* **Items from a data source**:

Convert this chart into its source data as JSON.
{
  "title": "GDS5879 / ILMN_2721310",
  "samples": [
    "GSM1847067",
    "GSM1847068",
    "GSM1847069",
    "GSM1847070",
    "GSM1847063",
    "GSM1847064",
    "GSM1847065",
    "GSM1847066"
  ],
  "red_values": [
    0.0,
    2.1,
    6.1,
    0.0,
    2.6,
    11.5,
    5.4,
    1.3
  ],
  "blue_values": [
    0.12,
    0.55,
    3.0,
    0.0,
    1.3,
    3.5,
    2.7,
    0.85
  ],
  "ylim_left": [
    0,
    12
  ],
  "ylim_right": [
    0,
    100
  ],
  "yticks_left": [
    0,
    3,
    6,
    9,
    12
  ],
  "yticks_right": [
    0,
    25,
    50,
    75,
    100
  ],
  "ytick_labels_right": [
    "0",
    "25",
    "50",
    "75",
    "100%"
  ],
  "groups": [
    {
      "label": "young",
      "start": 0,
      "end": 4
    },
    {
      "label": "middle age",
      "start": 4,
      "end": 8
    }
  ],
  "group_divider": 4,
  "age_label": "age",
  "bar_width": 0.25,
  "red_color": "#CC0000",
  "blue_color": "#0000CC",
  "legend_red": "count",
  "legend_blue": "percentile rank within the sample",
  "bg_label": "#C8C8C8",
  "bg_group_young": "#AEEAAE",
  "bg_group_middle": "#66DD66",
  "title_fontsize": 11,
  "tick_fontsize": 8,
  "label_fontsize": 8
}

* **PROMPT**: Copy the material above, line for line.

* **ANSWER IN FULL**:
Convert this chart into its source data as JSON.
{
  "title": "GDS5879 / ILMN_2721310",
  "samples": [
    "GSM1847067",
    "GSM1847068",
    "GSM1847069",
    "GSM1847070",
    "GSM1847063",
    "GSM1847064",
    "GSM1847065",
    "GSM1847066"
  ],
  "red_values": [
    0.0,
    2.1,
    6.1,
    0.0,
    2.6,
    11.5,
    5.4,
    1.3
  ],
  "blue_values": [
    0.12,
    0.55,
    3.0,
    0.0,
    1.3,
    3.5,
    2.7,
    0.85
  ],
  "ylim_left": [
    0,
    12
  ],
  "ylim_right": [
    0,
    100
  ],
  "yticks_left": [
    0,
    3,
    6,
    9,
    12
  ],
  "yticks_right": [
    0,
    25,
    50,
    75,
    100
  ],
  "ytick_labels_right": [
    "0",
    "25",
    "50",
    "75",
    "100%"
  ],
  "groups": [
    {
      "label": "young",
      "start": 0,
      "end": 4
    },
    {
      "label": "middle age",
      "start": 4,
      "end": 8
    }
  ],
  "group_divider": 4,
  "age_label": "age",
  "bar_width": 0.25,
  "red_color": "#CC0000",
  "blue_color": "#0000CC",
  "legend_red": "count",
  "legend_blue": "percentile rank within the sample",
  "bg_label": "#C8C8C8",
  "bg_group_young": "#AEEAAE",
  "bg_group_middle": "#66DD66",
  "title_fontsize": 11,
  "tick_fontsize": 8,
  "label_fontsize": 8
}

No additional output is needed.